In the data, extract each line that holds the string "frac".

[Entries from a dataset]
## begin

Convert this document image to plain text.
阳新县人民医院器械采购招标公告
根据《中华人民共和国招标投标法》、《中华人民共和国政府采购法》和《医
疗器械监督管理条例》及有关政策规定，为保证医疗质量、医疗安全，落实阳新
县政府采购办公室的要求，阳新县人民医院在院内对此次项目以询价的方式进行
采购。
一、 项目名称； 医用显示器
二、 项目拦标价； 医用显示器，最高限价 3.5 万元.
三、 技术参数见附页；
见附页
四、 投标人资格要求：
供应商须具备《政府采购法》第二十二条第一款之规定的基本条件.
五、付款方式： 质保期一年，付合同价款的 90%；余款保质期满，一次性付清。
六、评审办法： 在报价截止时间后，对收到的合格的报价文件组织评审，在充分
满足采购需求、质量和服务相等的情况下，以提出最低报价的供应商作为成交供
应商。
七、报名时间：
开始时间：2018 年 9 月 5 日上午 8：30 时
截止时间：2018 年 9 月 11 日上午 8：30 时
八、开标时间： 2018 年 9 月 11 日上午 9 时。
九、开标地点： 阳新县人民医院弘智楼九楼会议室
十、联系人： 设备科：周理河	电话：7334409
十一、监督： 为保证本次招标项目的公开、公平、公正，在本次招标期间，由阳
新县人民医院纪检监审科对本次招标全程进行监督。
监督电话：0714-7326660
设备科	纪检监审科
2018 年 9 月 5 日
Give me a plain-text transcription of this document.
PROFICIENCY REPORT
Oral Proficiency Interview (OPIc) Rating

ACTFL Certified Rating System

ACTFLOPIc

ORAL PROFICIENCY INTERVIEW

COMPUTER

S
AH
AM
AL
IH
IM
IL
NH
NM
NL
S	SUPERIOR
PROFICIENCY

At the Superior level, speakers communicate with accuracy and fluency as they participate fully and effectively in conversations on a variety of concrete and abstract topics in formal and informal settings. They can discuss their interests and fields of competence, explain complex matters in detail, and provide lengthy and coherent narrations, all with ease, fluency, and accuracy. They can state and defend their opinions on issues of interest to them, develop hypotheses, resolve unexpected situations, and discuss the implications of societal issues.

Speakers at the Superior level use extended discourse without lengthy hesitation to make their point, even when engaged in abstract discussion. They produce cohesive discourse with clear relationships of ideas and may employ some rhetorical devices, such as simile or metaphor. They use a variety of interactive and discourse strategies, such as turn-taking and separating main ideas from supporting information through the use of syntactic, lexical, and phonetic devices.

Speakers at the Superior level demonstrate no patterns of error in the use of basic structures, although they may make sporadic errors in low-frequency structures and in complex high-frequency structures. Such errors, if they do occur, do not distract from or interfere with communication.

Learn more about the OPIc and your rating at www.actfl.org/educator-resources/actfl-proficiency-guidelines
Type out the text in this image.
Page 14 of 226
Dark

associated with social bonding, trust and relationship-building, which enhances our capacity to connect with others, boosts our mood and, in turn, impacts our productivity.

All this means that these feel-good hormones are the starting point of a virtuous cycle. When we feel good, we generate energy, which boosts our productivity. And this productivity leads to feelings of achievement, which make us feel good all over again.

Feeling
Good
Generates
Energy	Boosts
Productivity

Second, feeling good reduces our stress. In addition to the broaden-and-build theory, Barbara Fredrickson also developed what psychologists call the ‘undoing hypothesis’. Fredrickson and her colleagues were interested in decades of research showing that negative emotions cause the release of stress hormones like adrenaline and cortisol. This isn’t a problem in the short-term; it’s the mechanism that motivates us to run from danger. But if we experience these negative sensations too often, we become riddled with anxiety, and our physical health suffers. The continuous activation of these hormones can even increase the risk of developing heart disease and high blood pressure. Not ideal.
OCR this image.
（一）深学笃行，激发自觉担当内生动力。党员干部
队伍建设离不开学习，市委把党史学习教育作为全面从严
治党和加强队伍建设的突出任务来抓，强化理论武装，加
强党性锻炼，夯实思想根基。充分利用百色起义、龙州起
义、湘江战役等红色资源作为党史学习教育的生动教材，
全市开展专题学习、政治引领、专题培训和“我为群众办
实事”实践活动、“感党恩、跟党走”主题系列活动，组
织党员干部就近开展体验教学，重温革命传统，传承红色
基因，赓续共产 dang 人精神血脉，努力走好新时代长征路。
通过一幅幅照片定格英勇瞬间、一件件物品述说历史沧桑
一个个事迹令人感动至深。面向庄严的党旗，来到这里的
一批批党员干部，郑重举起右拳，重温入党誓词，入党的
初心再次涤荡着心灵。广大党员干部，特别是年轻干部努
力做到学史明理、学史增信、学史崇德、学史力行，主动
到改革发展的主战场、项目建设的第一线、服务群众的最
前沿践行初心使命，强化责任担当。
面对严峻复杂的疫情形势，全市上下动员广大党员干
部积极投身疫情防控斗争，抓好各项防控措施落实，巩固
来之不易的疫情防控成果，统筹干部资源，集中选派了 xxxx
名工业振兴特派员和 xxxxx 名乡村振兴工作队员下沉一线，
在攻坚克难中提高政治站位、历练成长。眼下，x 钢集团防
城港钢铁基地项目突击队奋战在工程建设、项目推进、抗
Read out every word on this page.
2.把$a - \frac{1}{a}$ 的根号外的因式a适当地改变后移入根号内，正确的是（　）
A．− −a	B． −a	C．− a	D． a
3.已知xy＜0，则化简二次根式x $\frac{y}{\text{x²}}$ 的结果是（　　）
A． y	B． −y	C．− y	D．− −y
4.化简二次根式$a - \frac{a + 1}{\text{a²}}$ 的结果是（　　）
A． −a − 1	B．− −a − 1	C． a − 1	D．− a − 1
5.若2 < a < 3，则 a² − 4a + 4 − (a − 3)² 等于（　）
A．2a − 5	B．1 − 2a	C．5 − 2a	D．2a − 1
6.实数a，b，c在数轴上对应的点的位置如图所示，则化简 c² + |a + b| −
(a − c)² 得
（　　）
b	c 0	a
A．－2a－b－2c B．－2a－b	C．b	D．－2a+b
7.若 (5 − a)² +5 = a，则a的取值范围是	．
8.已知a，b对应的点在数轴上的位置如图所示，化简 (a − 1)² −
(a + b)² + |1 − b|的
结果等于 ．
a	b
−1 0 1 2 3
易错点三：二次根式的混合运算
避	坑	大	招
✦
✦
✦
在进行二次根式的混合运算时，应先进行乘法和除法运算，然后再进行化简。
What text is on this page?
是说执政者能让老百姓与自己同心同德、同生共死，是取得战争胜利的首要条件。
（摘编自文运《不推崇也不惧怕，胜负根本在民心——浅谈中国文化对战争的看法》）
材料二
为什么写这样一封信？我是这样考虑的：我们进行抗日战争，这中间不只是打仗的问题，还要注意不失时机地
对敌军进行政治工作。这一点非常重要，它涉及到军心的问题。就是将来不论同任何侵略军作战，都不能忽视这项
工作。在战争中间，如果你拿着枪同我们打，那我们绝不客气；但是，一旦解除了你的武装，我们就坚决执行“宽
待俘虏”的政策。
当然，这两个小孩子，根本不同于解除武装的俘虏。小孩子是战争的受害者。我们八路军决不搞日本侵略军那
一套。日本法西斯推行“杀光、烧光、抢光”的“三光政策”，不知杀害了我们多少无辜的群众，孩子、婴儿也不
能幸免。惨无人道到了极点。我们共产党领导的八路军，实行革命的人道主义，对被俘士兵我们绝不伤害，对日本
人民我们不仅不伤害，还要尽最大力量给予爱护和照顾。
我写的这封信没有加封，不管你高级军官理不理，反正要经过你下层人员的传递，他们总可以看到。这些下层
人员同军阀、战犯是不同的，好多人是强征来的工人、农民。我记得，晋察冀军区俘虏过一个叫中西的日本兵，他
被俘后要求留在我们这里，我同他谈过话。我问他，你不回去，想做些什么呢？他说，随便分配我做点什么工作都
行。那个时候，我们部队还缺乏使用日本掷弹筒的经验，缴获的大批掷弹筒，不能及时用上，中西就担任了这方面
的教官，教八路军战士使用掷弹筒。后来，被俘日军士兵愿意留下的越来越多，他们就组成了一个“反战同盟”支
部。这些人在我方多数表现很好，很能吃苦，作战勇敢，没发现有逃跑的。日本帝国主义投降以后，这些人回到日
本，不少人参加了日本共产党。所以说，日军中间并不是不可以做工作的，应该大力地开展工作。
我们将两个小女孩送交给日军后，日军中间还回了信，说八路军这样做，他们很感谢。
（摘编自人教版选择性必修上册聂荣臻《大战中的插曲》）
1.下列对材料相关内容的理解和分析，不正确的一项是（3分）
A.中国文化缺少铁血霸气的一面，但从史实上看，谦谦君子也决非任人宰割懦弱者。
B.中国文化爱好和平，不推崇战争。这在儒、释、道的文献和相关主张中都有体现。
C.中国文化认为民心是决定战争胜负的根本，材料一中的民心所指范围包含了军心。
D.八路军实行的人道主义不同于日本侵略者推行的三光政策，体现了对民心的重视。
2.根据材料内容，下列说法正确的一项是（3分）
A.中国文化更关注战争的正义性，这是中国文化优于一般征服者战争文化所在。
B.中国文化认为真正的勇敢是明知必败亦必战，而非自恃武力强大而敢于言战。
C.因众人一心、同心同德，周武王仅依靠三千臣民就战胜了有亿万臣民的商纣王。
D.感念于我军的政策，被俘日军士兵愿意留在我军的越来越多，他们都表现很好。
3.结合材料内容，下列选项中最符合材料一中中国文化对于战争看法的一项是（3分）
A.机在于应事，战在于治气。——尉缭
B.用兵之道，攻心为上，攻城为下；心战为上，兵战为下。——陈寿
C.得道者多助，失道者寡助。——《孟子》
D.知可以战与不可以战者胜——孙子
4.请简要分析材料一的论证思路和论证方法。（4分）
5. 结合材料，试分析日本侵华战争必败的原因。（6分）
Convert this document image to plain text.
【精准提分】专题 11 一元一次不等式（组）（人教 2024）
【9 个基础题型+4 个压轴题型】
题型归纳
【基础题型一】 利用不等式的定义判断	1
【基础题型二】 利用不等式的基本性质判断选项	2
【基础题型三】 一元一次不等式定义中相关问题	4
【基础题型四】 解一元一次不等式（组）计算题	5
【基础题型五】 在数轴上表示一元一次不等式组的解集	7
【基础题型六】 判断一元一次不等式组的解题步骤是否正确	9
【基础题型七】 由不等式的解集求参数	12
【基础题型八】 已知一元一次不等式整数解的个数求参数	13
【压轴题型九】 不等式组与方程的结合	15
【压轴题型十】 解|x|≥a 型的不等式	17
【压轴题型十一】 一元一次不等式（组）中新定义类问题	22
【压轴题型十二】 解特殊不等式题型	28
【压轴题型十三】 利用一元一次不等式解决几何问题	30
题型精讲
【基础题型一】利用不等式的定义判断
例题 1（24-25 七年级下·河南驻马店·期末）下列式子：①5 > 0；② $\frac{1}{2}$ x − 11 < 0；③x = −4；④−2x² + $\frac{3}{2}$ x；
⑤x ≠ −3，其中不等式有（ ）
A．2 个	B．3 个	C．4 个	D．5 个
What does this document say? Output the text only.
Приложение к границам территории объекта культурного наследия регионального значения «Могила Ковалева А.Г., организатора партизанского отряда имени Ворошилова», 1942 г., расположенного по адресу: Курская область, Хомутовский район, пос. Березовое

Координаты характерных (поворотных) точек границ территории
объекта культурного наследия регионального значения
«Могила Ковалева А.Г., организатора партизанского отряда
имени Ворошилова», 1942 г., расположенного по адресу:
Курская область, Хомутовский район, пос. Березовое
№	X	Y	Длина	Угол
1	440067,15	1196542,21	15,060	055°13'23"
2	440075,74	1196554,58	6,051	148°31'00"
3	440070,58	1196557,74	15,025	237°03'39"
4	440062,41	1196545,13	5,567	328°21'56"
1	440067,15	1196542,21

## end

● **RESPONSE TO THE EXERCISE**
2.把$a - \frac{1}{a}$ 的根号外的因式a适当地改变后移入根号内，正确的是（　）
3.已知xy＜0，则化简二次根式x $\frac{y}{\text{x²}}$ 的结果是（　　）
4.化简二次根式$a - \frac{a + 1}{\text{a²}}$ 的结果是（　　）
例题 1（24-25 七年级下·河南驻马店·期末）下列式子：①5 > 0；② $\frac{1}{2}$ x − 11 < 0；③x = −4；④−2x² + $\frac{3}{2}$ x；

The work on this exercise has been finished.